> [Problem to solve] Only the number is wanted: tally the lines below that contain the word "Returns".

— begin —

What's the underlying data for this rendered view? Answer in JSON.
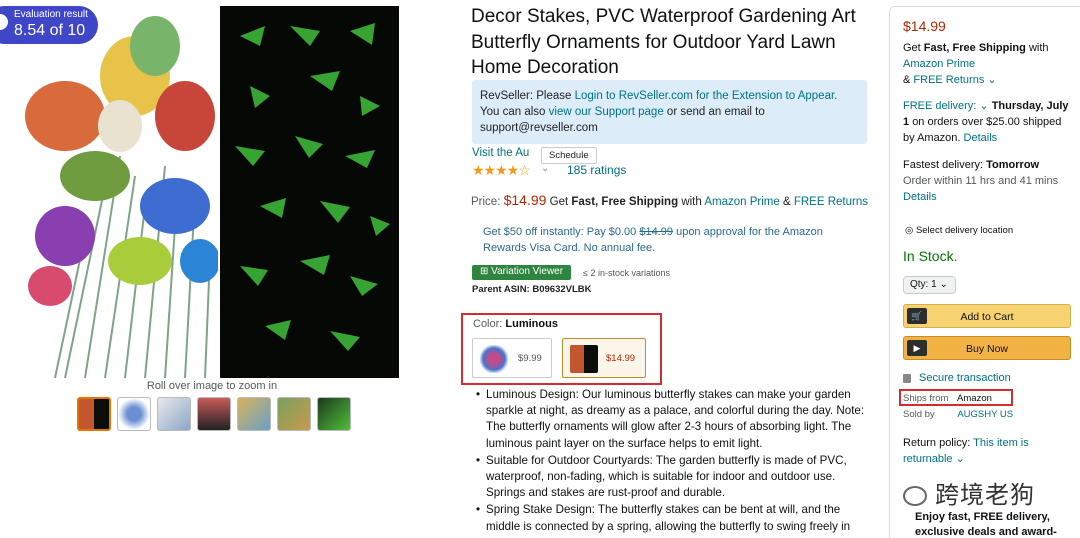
{
  "badge": {
    "label": "Evaluation result",
    "value": "8.54 of 10"
  },
  "gallery": {
    "zoom_hint": "Roll over image to zoom in",
    "thumb_count": 7
  },
  "product": {
    "title": "Decor Stakes, PVC Waterproof Gardening Art Butterfly Ornaments for Outdoor Yard Lawn Home Decoration",
    "visit_link": "Visit the Au",
    "schedule_tooltip": "Schedule",
    "rating_stars": "★★★★☆",
    "rating_count": "185 ratings",
    "price_label": "Price:",
    "price": "$14.99",
    "price_shipping_prefix": "Get",
    "price_shipping_bold": "Fast, Free Shipping",
    "price_shipping_with": "with",
    "price_prime": "Amazon Prime",
    "price_amp": "&",
    "price_returns": "FREE Returns",
    "offer_pre": "Get $50 off instantly: Pay $0.00",
    "offer_struck": "$14.99",
    "offer_post": "upon approval for the Amazon Rewards Visa Card. No annual fee.",
    "variation_button": "Variation Viewer",
    "variation_note": "≤ 2 in-stock variations",
    "parent_asin": "Parent ASIN: B09632VLBK",
    "color_label": "Color:",
    "color_value": "Luminous",
    "swatches": [
      {
        "price": "$9.99"
      },
      {
        "price": "$14.99"
      }
    ],
    "bullets": [
      "Luminous Design: Our luminous butterfly stakes can make your garden sparkle at night, as dreamy as a palace, and colorful during the day. Note: The butterfly ornaments will glow after 2-3 hours of absorbing light. The luminous paint layer on the surface helps to emit light.",
      "Suitable for Outdoor Courtyards: The garden butterfly is made of PVC, waterproof, non-fading, which is suitable for indoor and outdoor use. Springs and stakes are rust-proof and durable.",
      "Spring Stake Design: The butterfly stakes can be bent at will, and the middle is connected by a spring, allowing the butterfly to swing freely in"
    ]
  },
  "revseller": {
    "line1_pre": "RevSeller: Please",
    "line1_link": "Login to RevSeller.com for the Extension to Appear.",
    "line2_pre": "You can also",
    "line2_link": "view our Support page",
    "line2_post": "or send an email to",
    "line3": "support@revseller.com"
  },
  "buybox": {
    "price": "$14.99",
    "ship_get": "Get",
    "ship_bold": "Fast, Free Shipping",
    "ship_with": "with",
    "ship_prime": "Amazon Prime",
    "ship_amp": "&",
    "ship_returns": "FREE Returns",
    "free_delivery": "FREE delivery:",
    "free_date": "Thursday, July 1",
    "free_rest": "on orders over $25.00 shipped by Amazon.",
    "free_details": "Details",
    "fast_label": "Fastest delivery:",
    "fast_day": "Tomorrow",
    "fast_order": "Order within 11 hrs and 41 mins",
    "fast_details": "Details",
    "location": "Select delivery location",
    "stock": "In Stock.",
    "qty": "Qty: 1",
    "add_to_cart": "Add to Cart",
    "buy_now": "Buy Now",
    "secure": "Secure transaction",
    "ships_from_label": "Ships from",
    "ships_from_value": "Amazon",
    "sold_by_label": "Sold by",
    "sold_by_value": "AUGSHY US",
    "return_label": "Return policy:",
    "return_link": "This item is returnable",
    "watermark": "跨境老狗",
    "promo": "Enjoy fast, FREE delivery, exclusive deals and award-"
  },
  "colors": {
    "link": "#007185",
    "price": "#b12704",
    "stock": "#007600",
    "highlight_box": "#d62c2c"
  }
}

— end —

> [Correct response] 2